→ DIRECTIONS
Rewrite the lines below with every instance of "screenshot" changed to "page image" and nothing else altered, and leave out the pictures.

→ TASK DATA
[Begin]

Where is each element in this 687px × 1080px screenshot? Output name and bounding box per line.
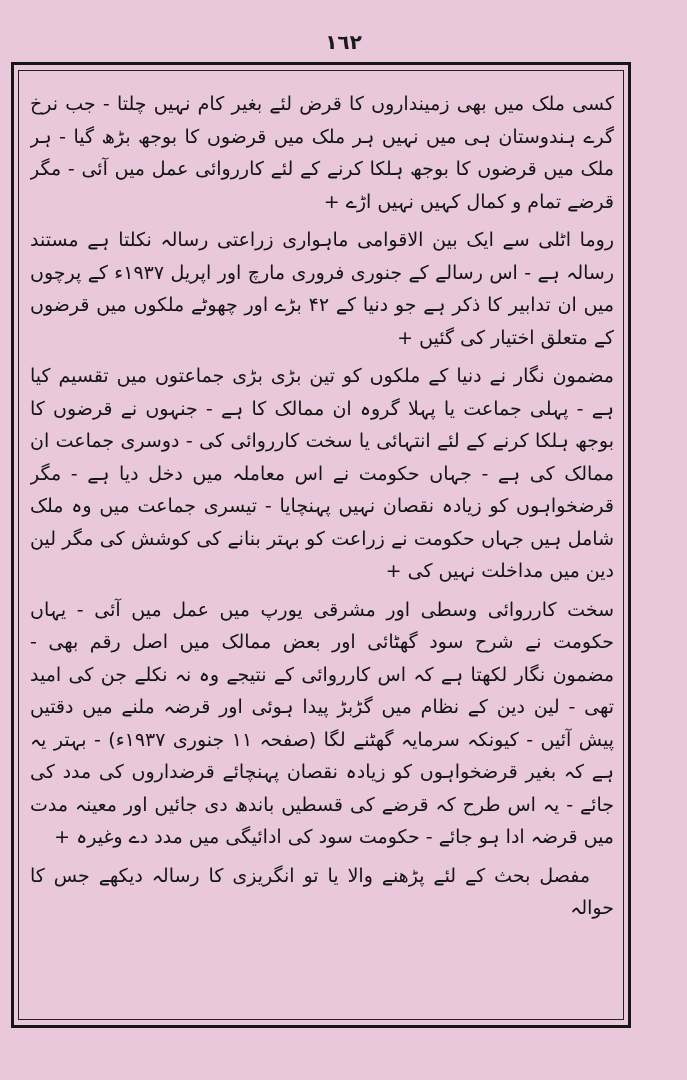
page-number: ١٦٢: [325, 30, 362, 54]
paragraph-5: مفصل بحث کے لئے پڑھنے والا یا تو انگریزی کا رسالہ دیکھے جس کا حوالہ: [30, 864, 614, 919]
paragraph-4: سخت کارروائی وسطی اور مشرقی یورپ میں عمل میں آئی - یہاں حکومت نے شرح سود گھٹائی اور بعض ممالک میں اصل رقم بھی - مضمون نگار لکھتا ہے کہ اس کارروائی کے نتیجے وہ نہ نکلے جن کی امید تھی - لین دین کے نظام میں گڑبڑ پیدا ہوئی اور قرضہ ملنے میں دقتیں پیش آئیں - کیونکہ سرمایہ گھٹنے لگا (صفحہ ۱۱ جنوری ۱۹۳۷ء) - بہتر یہ ہے کہ بغیر قرضخواہوں کو زیادہ نقصان پہنچائے قرضداروں کی مدد کی جائے - یہ اس طرح کہ قرضے کی قسطیں باندھ دی جائیں اور معینہ مدت میں قرضہ ادا ہو جائے - حکومت سود کی ادائیگی میں مدد دے وغیرہ +: [30, 598, 614, 848]
paragraph-1: کسی ملک میں بھی زمینداروں کا قرض لئے بغیر کام نہیں چلتا - جب نرخ گرے ہندوستان ہی میں نہیں ہر ملک میں قرضوں کا بوجھ بڑھ گیا - ہر ملک میں قرضوں کا بوجھ ہلکا کرنے کے لئے کارروائی عمل میں آئی - مگر قرضے تمام و کمال کہیں نہیں اڑے +: [30, 93, 614, 213]
page-body-text: [30, 88, 614, 1008]
paragraph-2: روما اٹلی سے ایک بین الاقوامی ماہواری زراعتی رسالہ نکلتا ہے مستند رسالہ ہے - اس رسالے کے جنوری فروری مارچ اور اپریل ۱۹۳۷ء کے پرچوں میں ان تدابیر کا ذکر ہے جو دنیا کے ۴۲ بڑے اور چھوٹے ملکوں میں قرضوں کے متعلق اختیار کی گئیں +: [30, 229, 614, 349]
paragraph-3: مضمون نگار نے دنیا کے ملکوں کو تین بڑی بڑی جماعتوں میں تقسیم کیا ہے - پہلی جماعت یا پہلا گروہ ان ممالک کا ہے - جنہوں نے قرضوں کا بوجھ ہلکا کرنے کے لئے انتہائی یا سخت کارروائی کی - دوسری جماعت ان ممالک کی ہے - جہاں حکومت نے اس معاملہ میں دخل دیا ہے - مگر قرضخواہوں کو زیادہ نقصان نہیں پہنچایا - تیسری جماعت میں وہ ملک شامل ہیں جہاں حکومت نے زراعت کو بہتر بنانے کی کوشش کی مگر لین دین میں مداخلت نہیں کی +: [30, 365, 614, 582]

[End]

→ EXERCISE RESPONSE
Where is each element in this 687px × 1080px page image? Output name and bounding box per line.
page-number: ١٦٢: [325, 30, 362, 54]
paragraph-5: مفصل بحث کے لئے پڑھنے والا یا تو انگریزی کا رسالہ دیکھے جس کا حوالہ: [30, 864, 614, 919]
paragraph-4: سخت کارروائی وسطی اور مشرقی یورپ میں عمل میں آئی - یہاں حکومت نے شرح سود گھٹائی اور بعض ممالک میں اصل رقم بھی - مضمون نگار لکھتا ہے کہ اس کارروائی کے نتیجے وہ نہ نکلے جن کی امید تھی - لین دین کے نظام میں گڑبڑ پیدا ہوئی اور قرضہ ملنے میں دقتیں پیش آئیں - کیونکہ سرمایہ گھٹنے لگا (صفحہ ۱۱ جنوری ۱۹۳۷ء) - بہتر یہ ہے کہ بغیر قرضخواہوں کو زیادہ نقصان پہنچائے قرضداروں کی مدد کی جائے - یہ اس طرح کہ قرضے کی قسطیں باندھ دی جائیں اور معینہ مدت میں قرضہ ادا ہو جائے - حکومت سود کی ادائیگی میں مدد دے وغیرہ +: [30, 598, 614, 848]
paragraph-1: کسی ملک میں بھی زمینداروں کا قرض لئے بغیر کام نہیں چلتا - جب نرخ گرے ہندوستان ہی میں نہیں ہر ملک میں قرضوں کا بوجھ بڑھ گیا - ہر ملک میں قرضوں کا بوجھ ہلکا کرنے کے لئے کارروائی عمل میں آئی - مگر قرضے تمام و کمال کہیں نہیں اڑے +: [30, 93, 614, 213]
page-body-text: [30, 88, 614, 1008]
paragraph-2: روما اٹلی سے ایک بین الاقوامی ماہواری زراعتی رسالہ نکلتا ہے مستند رسالہ ہے - اس رسالے کے جنوری فروری مارچ اور اپریل ۱۹۳۷ء کے پرچوں میں ان تدابیر کا ذکر ہے جو دنیا کے ۴۲ بڑے اور چھوٹے ملکوں میں قرضوں کے متعلق اختیار کی گئیں +: [30, 229, 614, 349]
paragraph-3: مضمون نگار نے دنیا کے ملکوں کو تین بڑی بڑی جماعتوں میں تقسیم کیا ہے - پہلی جماعت یا پہلا گروہ ان ممالک کا ہے - جنہوں نے قرضوں کا بوجھ ہلکا کرنے کے لئے انتہائی یا سخت کارروائی کی - دوسری جماعت ان ممالک کی ہے - جہاں حکومت نے اس معاملہ میں دخل دیا ہے - مگر قرضخواہوں کو زیادہ نقصان نہیں پہنچایا - تیسری جماعت میں وہ ملک شامل ہیں جہاں حکومت نے زراعت کو بہتر بنانے کی کوشش کی مگر لین دین میں مداخلت نہیں کی +: [30, 365, 614, 582]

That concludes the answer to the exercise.